* [Written task]:
Scan the records for the string "label"; copy each line where it occurs.

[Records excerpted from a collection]

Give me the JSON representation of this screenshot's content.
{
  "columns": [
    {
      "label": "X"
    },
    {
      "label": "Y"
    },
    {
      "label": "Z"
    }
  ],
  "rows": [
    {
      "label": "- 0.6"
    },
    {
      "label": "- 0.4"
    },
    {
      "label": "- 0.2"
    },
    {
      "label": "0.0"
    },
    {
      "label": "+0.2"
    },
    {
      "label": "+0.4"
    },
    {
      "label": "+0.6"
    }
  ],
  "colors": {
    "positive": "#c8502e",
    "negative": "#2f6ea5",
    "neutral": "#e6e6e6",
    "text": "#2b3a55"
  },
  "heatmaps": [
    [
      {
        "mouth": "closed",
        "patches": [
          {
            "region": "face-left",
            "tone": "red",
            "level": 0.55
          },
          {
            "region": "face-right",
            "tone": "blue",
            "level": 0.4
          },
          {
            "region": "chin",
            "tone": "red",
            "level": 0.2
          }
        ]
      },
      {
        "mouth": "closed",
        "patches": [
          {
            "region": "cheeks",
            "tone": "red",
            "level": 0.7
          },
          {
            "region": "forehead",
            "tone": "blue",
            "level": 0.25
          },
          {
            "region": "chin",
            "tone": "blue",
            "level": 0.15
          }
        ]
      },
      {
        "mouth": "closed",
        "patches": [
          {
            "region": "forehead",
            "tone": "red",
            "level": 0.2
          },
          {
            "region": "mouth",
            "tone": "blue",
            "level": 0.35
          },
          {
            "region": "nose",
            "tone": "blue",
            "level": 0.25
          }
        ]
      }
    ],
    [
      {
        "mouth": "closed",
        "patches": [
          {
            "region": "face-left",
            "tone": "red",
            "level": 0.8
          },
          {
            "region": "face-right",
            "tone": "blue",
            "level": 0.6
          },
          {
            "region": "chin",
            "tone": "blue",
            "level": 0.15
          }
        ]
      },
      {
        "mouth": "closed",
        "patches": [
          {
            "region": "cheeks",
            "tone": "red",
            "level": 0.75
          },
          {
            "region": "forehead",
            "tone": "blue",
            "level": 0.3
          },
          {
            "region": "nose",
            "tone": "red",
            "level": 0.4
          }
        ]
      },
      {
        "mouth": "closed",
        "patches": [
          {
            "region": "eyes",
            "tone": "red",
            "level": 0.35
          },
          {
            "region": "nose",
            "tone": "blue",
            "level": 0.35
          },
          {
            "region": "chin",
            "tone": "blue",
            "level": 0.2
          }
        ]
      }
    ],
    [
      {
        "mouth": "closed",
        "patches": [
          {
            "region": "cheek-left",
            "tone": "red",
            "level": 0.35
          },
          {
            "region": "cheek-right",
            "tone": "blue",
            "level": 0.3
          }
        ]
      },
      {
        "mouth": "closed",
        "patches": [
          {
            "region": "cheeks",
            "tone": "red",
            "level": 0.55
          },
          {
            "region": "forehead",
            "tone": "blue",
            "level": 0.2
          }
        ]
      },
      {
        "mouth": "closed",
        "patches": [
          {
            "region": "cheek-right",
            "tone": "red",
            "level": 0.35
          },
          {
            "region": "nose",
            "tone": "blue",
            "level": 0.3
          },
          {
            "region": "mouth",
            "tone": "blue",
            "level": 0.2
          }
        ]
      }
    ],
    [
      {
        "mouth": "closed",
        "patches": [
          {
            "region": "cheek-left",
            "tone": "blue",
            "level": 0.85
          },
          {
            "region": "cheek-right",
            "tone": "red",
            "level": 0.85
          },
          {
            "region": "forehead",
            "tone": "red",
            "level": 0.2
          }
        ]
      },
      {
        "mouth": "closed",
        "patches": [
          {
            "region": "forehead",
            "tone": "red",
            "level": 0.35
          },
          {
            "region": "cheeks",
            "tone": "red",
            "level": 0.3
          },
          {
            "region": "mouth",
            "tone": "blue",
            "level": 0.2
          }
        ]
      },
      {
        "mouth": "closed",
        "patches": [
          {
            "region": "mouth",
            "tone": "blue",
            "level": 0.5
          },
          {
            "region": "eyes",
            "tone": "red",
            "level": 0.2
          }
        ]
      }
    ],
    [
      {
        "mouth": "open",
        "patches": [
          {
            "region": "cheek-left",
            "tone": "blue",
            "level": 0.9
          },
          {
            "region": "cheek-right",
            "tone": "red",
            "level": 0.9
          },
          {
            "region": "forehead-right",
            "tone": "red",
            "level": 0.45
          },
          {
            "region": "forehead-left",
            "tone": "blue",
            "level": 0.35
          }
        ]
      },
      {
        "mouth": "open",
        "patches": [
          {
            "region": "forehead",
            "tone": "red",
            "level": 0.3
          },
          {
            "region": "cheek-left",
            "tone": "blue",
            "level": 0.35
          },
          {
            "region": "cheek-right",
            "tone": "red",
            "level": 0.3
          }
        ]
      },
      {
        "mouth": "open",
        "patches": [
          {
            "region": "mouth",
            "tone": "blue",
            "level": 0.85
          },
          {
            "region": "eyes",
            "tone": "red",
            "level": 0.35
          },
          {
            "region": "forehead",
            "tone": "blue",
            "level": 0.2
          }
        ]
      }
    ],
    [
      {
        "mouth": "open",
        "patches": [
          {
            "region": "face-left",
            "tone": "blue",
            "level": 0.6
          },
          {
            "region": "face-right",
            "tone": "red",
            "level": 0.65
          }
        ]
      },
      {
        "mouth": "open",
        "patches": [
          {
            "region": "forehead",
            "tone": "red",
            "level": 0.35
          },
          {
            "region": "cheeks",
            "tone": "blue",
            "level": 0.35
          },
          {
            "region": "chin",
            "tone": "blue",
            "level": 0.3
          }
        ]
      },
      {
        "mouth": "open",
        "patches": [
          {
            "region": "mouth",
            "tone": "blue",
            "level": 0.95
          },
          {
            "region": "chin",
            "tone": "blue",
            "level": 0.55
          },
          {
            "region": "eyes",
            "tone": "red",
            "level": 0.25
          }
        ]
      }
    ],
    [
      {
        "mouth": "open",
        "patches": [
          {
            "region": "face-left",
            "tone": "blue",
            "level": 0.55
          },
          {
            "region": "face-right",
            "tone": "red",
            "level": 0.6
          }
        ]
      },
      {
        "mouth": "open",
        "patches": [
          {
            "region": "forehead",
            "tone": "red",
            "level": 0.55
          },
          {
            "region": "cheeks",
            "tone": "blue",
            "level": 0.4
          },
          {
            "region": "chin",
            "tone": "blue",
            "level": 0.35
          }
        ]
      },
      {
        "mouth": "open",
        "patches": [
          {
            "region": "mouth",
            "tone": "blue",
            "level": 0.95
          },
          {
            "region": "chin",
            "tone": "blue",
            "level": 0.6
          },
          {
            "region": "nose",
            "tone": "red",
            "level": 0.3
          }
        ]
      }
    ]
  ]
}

* [Answer to this exercise]:
      "label": "X"
      "label": "Y"
      "label": "Z"
      "label": "- 0.6"
      "label": "- 0.4"
      "label": "- 0.2"
      "label": "0.0"
      "label": "+0.2"
      "label": "+0.4"
      "label": "+0.6"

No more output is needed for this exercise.